- [DATASET EXTRACT]
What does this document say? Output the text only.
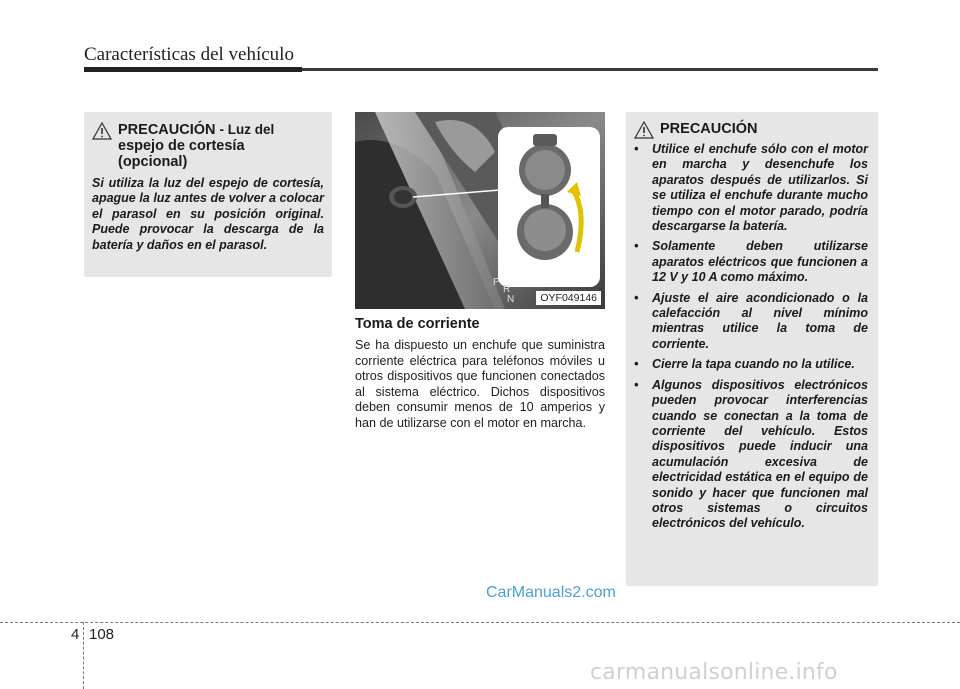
Características del vehículo
PRECAUCIÓN - Luz del
espejo de cortesía
(opcional)
Si utiliza la luz del espejo de cortesía, apague la luz antes de volver a colocar el parasol en su posición original. Puede provocar la descarga de la batería y daños en el parasol.
P
R
N	OYF049146
Toma de corriente
Se ha dispuesto un enchufe que suministra corriente eléctrica para teléfonos móviles u otros dispositivos que funcionen conectados al sistema eléctrico. Dichos dispositivos deben consumir menos de 10 amperios y han de utilizarse con el motor en marcha.
PRECAUCIÓN
• Utilice el enchufe sólo con el motor en marcha y desenchufe los aparatos después de utilizarlos. Si se utiliza el enchufe durante mucho tiempo con el motor parado, podría descargarse la batería.
• Solamente deben utilizarse aparatos eléctricos que funcionen a 12 V y 10 A como máximo.
• Ajuste el aire acondicionado o la calefacción al nivel mínimo mientras utilice la toma de corriente.
• Cierre la tapa cuando no la utilice.
• Algunos dispositivos electrónicos pueden provocar interferencias cuando se conectan a la toma de corriente del vehículo. Estos dispositivos puede inducir una acumulación excesiva de electricidad estática en el equipo de sonido y hacer que funcionen mal otros sistemas o circuitos electrónicos del vehículo.
CarManuals2.com
4 108
carmanualsonline.info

- [SET TASK] Pull out all lines from the entries above in which the word "otros" appears.

- [OUTPUT FOR THIS EXERCISE]
Se ha dispuesto un enchufe que suministra corriente eléctrica para teléfonos móviles u otros dispositivos que funcionen conectados al sistema eléctrico. Dichos dispositivos deben consumir menos de 10 amperios y han de utilizarse con el motor en marcha.
• Algunos dispositivos electrónicos pueden provocar interferencias cuando se conectan a la toma de corriente del vehículo. Estos dispositivos puede inducir una acumulación excesiva de electricidad estática en el equipo de sonido y hacer que funcionen mal otros sistemas o circuitos electrónicos del vehículo.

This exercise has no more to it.